Source material

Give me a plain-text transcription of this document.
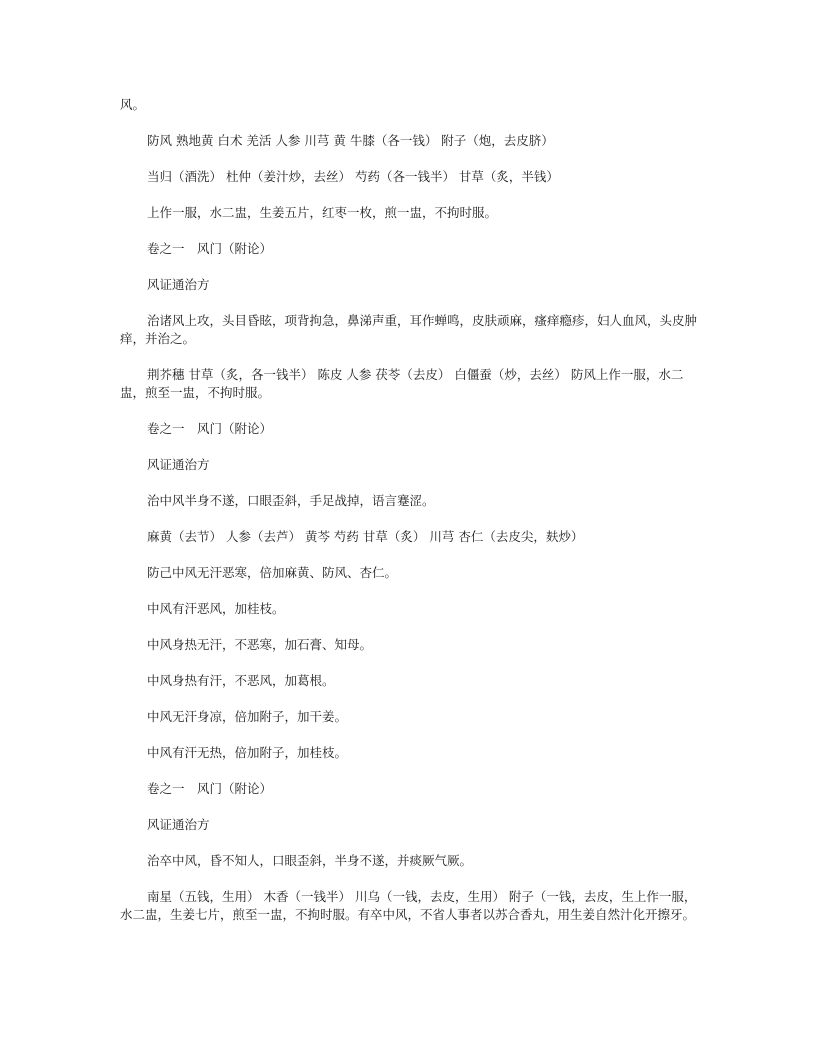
风。

防风 熟地黄 白术 羌活 人参 川芎 黄 牛膝（各一钱） 附子（炮，去皮脐）

当归（酒洗） 杜仲（姜汁炒，去丝） 芍药（各一钱半） 甘草（炙，半钱）

上作一服，水二盅，生姜五片，红枣一枚，煎一盅，不拘时服。

卷之一　风门（附论）

风证通治方

治诸风上攻，头目昏眩，项背拘急，鼻涕声重，耳作蝉鸣，皮肤顽麻，瘙痒瘾疹，妇人血风，头皮肿痒，并治之。

荆芥穗 甘草（炙，各一钱半） 陈皮 人参 茯苓（去皮） 白僵蚕（炒，去丝） 防风上作一服，水二盅，煎至一盅，不拘时服。

卷之一　风门（附论）

风证通治方

治中风半身不遂，口眼歪斜，手足战掉，语言蹇涩。

麻黄（去节） 人参（去芦） 黄芩 芍药 甘草（炙） 川芎 杏仁（去皮尖，麸炒）

防己中风无汗恶寒，倍加麻黄、防风、杏仁。

中风有汗恶风，加桂枝。

中风身热无汗，不恶寒，加石膏、知母。

中风身热有汗，不恶风，加葛根。

中风无汗身凉，倍加附子，加干姜。

中风有汗无热，倍加附子，加桂枝。

卷之一　风门（附论）

风证通治方

治卒中风，昏不知人，口眼歪斜，半身不遂，并痰厥气厥。

南星（五钱，生用） 木香（一钱半） 川乌（一钱，去皮，生用） 附子（一钱，去皮，生上作一服，水二盅，生姜七片，煎至一盅，不拘时服。有卒中风，不省人事者以苏合香丸，用生姜自然汁化开擦牙。
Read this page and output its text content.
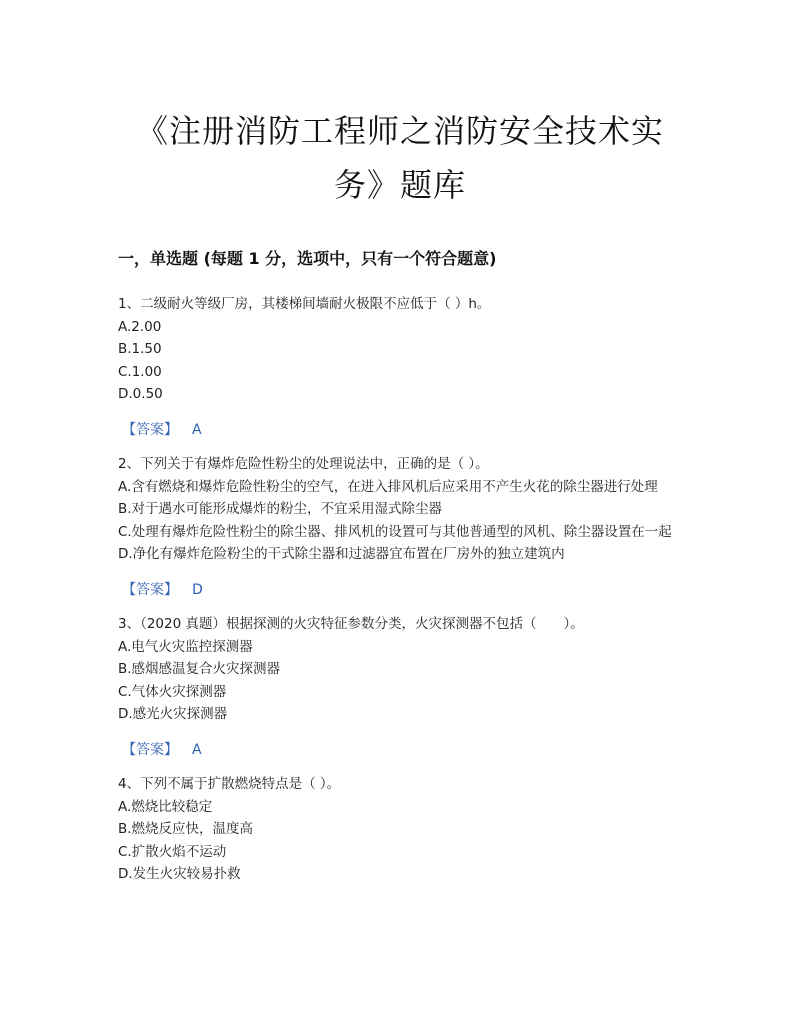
《注册消防工程师之消防安全技术实
务》题库
一，单选题 (每题 1 分，选项中，只有一个符合题意)

1、二级耐火等级厂房，其楼梯间墙耐火极限不应低于（ ）h。

A.2.00

B.1.50

C.1.00

D.0.50

【答案】 A

2、下列关于有爆炸危险性粉尘的处理说法中，正确的是（ ）。

A.含有燃烧和爆炸危险性粉尘的空气，在进入排风机后应采用不产生火花的除尘器进行处理

B.对于遇水可能形成爆炸的粉尘，不宜采用湿式除尘器

C.处理有爆炸危险性粉尘的除尘器、排风机的设置可与其他普通型的风机、除尘器设置在一起

D.净化有爆炸危险粉尘的干式除尘器和过滤器宜布置在厂房外的独立建筑内

【答案】 D

3、（2020 真题）根据探测的火灾特征参数分类，火灾探测器不包括（　　）。

A.电气火灾监控探测器

B.感烟感温复合火灾探测器

C.气体火灾探测器

D.感光火灾探测器

【答案】 A

4、下列不属于扩散燃烧特点是（ ）。

A.燃烧比较稳定

B.燃烧反应快，温度高

C.扩散火焰不运动

D.发生火灾较易扑救
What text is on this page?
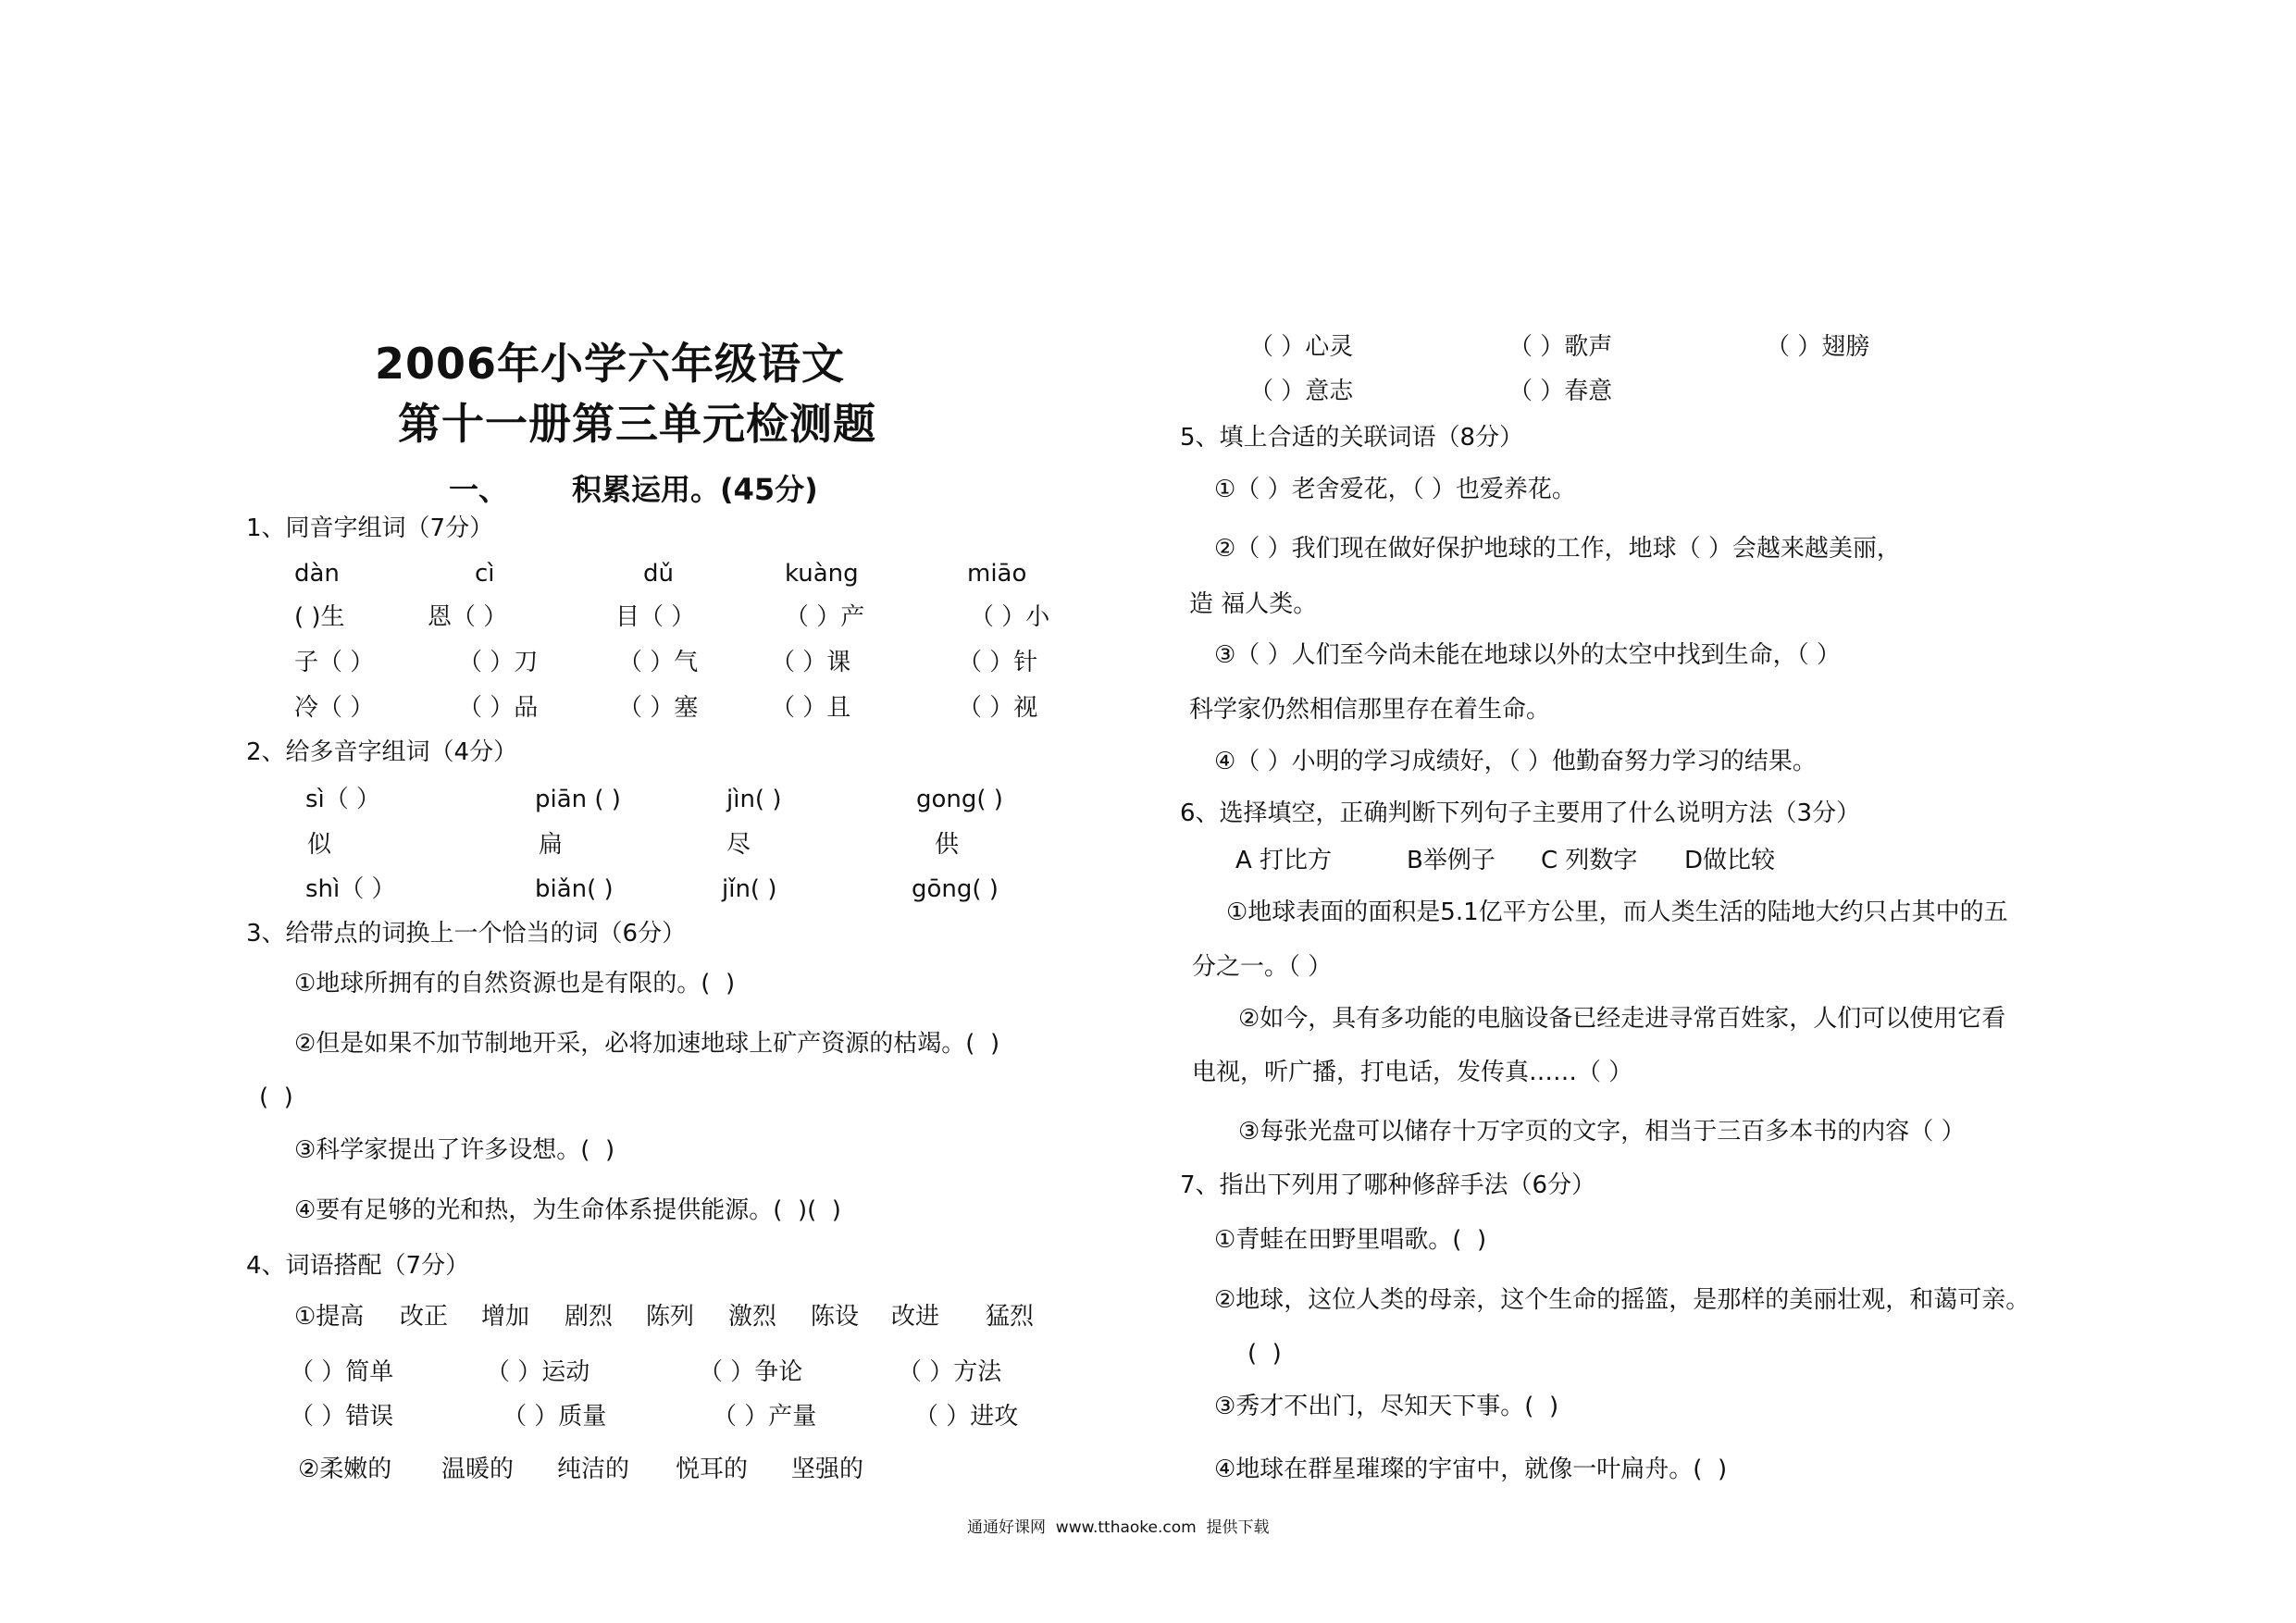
2006年小学六年级语文
第十一册第三单元检测题
一、 积累运用。(45分)
1、同音字组词（7分）
dàn	cì	dǔ	kuàng	miāo
( )生	恩（ ）	目（ ）	（ ）产	（ ）小
子（ ）	（ ）刀	（ ）气	（ ）课	（ ）针
冷（ ）	（ ）品	（ ）塞	（ ）且	（ ）视
2、给多音字组词（4分）
sì（ ）	piān ( )	jìn( )	gong( )
似	扁	尽	供
shì（ ）	biǎn( )	jǐn( )	gōng( )
3、给带点的词换上一个恰当的词（6分）
①地球所拥有的自然资源也是有限的。(  )
②但是如果不加节制地开采，必将加速地球上矿产资源的枯竭。(  )
(  )
③科学家提出了许多设想。(  )
④要有足够的光和热，为生命体系提供能源。(  )(  )
4、词语搭配（7分）
①提高 改正 增加 剧烈 陈列 激烈 陈设 改进 猛烈
（ ）简单	（ ）运动	（ ）争论	（ ）方法
（ ）错误	（ ）质量	（ ）产量	（ ）进攻
②柔嫩的 温暖的 纯洁的 悦耳的 坚强的
（ ）心灵	（ ）歌声	（ ）翅膀
（ ）意志	（ ）春意
5、填上合适的关联词语（8分）
①（ ）老舍爱花，（ ）也爱养花。
②（ ）我们现在做好保护地球的工作，地球（ ）会越来越美丽，
造 福人类。
③（ ）人们至今尚未能在地球以外的太空中找到生命，（ ）
科学家仍然相信那里存在着生命。
④（ ）小明的学习成绩好，（ ）他勤奋努力学习的结果。
6、选择填空，正确判断下列句子主要用了什么说明方法（3分）
A 打比方	B举例子 C 列数字 D做比较
①地球表面的面积是5.1亿平方公里，而人类生活的陆地大约只占其中的五
分之一。（ ）
②如今，具有多功能的电脑设备已经走进寻常百姓家，人们可以使用它看
电视，听广播，打电话，发传真……（ ）
③每张光盘可以储存十万字页的文字，相当于三百多本书的内容（ ）
7、指出下列用了哪种修辞手法（6分）
①青蛙在田野里唱歌。(  )
②地球，这位人类的母亲，这个生命的摇篮，是那样的美丽壮观，和蔼可亲。
(  )
③秀才不出门，尽知天下事。(  )
④地球在群星璀璨的宇宙中，就像一叶扁舟。(  )
通通好课网  www.tthaoke.com  提供下载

Written request
Go through the listing above and pull out each line containing the word "text".

Reply
Give me a plain-text transcription of this document.
Read this page and output its text content.
What text is on this page?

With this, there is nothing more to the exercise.